* _STORED RECORDS_:
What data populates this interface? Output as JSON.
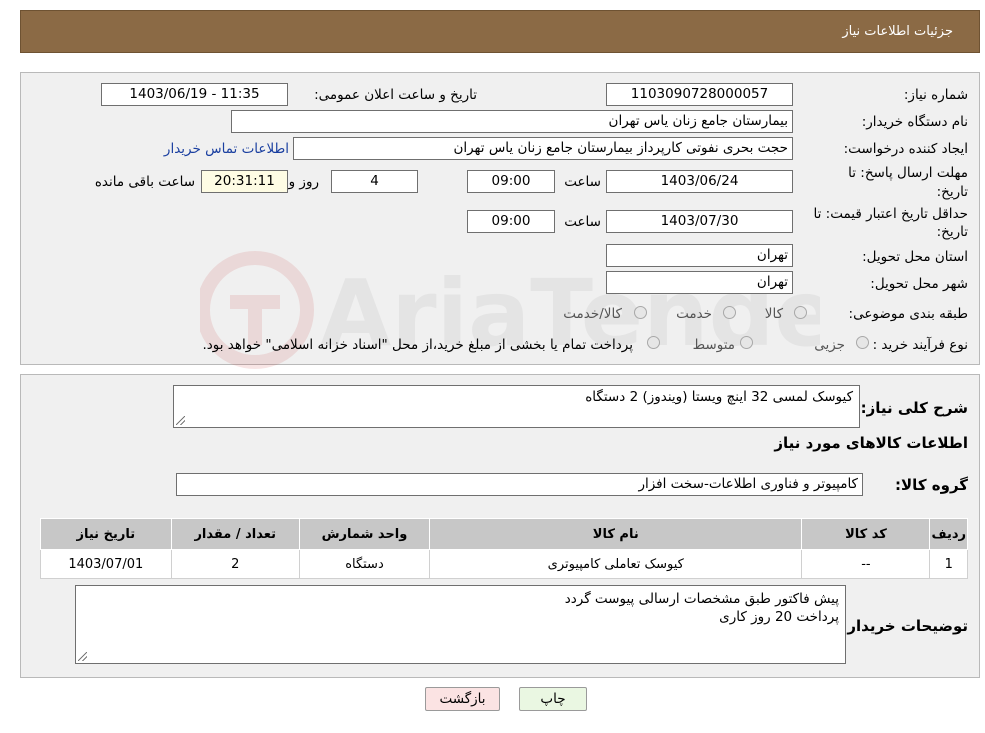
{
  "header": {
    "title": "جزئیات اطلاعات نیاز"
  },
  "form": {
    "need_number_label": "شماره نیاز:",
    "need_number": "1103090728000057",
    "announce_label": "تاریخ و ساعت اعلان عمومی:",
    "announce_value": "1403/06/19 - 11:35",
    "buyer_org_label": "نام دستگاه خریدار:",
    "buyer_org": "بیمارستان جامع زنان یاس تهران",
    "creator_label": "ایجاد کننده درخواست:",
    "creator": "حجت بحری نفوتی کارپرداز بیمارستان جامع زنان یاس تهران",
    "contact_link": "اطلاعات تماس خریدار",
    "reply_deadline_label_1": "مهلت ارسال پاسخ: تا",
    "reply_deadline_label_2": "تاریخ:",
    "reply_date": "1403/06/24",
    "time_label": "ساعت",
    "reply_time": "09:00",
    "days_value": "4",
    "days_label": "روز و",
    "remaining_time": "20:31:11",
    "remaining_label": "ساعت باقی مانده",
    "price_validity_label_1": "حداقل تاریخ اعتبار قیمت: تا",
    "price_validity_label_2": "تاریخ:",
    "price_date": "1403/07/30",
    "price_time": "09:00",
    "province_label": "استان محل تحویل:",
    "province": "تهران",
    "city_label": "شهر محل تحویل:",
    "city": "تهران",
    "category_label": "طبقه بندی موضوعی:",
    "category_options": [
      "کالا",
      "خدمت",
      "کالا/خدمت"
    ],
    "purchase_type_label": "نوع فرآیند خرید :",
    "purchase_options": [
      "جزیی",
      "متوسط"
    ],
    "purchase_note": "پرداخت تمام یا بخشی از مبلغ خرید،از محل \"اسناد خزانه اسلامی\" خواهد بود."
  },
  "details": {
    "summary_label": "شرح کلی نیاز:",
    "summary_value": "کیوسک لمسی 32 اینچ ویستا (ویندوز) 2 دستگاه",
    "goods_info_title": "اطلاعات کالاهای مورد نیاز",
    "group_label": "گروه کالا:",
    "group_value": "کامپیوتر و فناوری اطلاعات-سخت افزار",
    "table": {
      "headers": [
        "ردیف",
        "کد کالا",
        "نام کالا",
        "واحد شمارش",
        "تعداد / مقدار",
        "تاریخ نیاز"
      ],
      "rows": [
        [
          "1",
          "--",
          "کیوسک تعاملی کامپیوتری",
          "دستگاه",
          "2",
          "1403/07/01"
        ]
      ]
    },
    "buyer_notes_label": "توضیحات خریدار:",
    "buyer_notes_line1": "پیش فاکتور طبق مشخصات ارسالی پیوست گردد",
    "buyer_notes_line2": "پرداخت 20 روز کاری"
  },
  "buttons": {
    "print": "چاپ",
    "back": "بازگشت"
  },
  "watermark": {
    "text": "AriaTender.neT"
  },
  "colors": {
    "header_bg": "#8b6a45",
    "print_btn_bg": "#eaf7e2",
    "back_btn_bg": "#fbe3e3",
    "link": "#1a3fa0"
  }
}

---

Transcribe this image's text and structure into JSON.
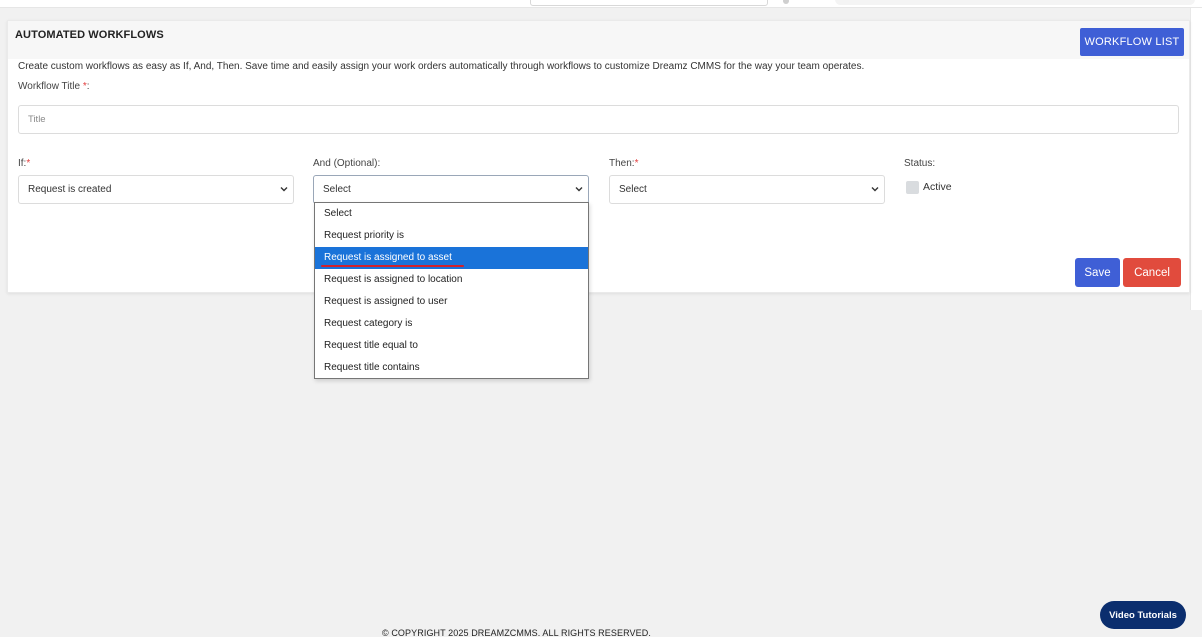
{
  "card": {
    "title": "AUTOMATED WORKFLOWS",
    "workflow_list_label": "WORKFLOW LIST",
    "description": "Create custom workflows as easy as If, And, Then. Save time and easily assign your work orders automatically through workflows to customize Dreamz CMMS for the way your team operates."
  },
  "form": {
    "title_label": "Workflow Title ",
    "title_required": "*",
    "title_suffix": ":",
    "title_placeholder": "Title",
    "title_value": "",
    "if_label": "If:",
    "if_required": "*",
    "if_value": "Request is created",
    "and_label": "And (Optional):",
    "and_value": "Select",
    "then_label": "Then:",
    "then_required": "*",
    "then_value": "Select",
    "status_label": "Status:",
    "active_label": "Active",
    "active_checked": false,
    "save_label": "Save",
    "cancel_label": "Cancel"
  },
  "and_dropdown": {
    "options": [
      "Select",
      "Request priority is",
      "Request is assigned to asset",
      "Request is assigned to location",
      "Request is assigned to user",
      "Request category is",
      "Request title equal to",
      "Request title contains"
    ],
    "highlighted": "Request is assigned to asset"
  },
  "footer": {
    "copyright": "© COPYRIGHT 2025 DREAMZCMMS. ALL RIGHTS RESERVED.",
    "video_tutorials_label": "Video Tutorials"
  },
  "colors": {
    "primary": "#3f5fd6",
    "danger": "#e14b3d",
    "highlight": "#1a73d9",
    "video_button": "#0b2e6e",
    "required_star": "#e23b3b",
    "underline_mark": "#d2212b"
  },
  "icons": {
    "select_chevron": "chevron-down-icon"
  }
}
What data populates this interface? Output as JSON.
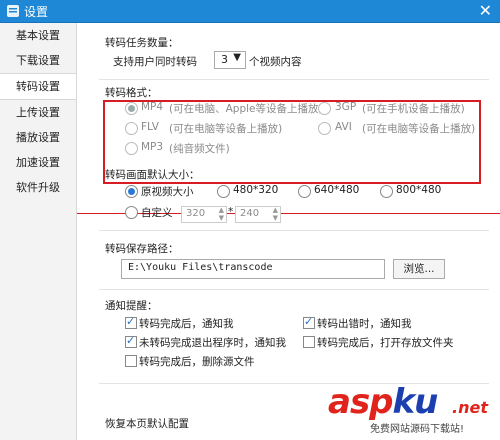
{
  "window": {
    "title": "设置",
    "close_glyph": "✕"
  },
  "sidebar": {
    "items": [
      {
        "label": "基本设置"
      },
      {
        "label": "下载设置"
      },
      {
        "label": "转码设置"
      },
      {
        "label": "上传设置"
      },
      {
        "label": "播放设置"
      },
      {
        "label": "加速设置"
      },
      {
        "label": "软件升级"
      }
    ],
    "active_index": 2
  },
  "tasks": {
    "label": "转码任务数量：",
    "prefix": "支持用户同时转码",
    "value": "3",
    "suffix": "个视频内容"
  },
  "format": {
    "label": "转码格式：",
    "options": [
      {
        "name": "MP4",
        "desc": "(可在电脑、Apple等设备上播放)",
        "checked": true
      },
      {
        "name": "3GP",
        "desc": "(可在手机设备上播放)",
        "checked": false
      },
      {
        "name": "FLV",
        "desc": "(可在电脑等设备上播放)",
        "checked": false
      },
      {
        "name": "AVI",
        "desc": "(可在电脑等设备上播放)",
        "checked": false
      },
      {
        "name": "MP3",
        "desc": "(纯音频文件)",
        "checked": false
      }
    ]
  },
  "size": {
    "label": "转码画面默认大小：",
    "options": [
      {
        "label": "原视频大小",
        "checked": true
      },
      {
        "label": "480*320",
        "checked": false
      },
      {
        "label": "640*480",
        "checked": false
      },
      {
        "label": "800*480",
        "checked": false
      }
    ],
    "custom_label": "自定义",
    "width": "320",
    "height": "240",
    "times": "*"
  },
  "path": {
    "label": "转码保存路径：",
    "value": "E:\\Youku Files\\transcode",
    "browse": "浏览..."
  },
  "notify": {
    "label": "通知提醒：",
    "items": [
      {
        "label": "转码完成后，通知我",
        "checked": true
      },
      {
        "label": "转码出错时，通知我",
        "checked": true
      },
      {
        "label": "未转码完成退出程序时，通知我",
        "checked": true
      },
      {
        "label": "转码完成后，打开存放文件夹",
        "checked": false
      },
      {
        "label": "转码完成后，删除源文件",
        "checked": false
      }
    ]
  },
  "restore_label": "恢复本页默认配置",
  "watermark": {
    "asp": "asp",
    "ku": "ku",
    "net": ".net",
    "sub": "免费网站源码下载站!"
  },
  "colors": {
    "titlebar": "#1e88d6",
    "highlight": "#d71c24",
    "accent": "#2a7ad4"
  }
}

...

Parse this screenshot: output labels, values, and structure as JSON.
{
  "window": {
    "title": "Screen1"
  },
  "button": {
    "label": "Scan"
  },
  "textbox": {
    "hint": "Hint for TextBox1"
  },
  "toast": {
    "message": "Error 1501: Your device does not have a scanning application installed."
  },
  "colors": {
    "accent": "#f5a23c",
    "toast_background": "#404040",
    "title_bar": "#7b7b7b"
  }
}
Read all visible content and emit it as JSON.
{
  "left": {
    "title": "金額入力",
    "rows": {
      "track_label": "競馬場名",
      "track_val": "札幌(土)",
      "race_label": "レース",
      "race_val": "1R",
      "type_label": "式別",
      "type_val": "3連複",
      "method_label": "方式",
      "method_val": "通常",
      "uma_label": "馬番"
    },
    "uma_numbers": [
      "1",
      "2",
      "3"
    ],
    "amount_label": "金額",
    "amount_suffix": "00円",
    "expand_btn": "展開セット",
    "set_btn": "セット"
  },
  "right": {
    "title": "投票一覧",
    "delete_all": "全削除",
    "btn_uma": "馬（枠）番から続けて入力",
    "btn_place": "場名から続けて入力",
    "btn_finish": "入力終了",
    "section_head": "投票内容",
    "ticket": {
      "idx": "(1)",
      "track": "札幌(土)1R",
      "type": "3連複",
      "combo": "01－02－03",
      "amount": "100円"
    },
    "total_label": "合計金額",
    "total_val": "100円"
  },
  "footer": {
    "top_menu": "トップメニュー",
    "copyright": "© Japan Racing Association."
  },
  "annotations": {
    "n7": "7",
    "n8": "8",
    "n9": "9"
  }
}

* _EXERCISE_: Copy out every line in the listing where the word "خریدار" appears.

* _EXERCISE ANSWER_:
    "buyer_org_label": "نام دستگاه خریدار:",
    "contact_link": "اطلاعات تماس خریدار",
    "buyer_notes_label": "توضیحات خریدار:",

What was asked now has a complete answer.